§ **Set task**
Look for the word "concordia" in the entries below, then copy every line that has it.

Figure collection entries:
================================

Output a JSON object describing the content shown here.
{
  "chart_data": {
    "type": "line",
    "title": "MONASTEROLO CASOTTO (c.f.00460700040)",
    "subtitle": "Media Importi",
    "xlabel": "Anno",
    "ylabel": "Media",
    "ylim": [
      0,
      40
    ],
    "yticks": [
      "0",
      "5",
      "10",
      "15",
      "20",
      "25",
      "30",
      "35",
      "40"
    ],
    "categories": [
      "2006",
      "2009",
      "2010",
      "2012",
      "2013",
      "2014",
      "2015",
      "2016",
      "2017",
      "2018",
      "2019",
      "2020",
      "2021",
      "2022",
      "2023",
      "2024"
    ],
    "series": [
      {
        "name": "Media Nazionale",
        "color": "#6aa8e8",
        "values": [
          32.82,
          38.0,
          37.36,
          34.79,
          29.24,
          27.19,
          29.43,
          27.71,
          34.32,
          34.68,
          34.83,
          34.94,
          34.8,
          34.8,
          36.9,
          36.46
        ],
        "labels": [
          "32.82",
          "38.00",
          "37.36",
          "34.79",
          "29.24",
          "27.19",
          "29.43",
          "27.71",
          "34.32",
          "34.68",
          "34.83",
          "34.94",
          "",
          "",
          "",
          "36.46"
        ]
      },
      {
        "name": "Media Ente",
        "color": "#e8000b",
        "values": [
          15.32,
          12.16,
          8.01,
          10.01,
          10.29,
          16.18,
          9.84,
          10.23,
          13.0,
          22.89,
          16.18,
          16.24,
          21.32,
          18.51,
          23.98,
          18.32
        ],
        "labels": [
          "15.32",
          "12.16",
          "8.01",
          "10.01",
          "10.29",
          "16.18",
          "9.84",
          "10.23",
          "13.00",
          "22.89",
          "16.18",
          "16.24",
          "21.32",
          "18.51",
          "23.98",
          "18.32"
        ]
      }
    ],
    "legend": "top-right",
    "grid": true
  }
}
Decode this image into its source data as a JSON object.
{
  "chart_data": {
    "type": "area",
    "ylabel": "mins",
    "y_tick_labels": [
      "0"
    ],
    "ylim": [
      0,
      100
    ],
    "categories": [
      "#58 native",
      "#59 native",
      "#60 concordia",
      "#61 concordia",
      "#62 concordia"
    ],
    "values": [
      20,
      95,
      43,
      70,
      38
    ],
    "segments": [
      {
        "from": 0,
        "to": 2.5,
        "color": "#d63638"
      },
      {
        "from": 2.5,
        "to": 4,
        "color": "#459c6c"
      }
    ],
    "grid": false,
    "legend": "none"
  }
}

================================

§ **Solution to this problem**
      "#60 concordia",
      "#61 concordia",
      "#62 concordia"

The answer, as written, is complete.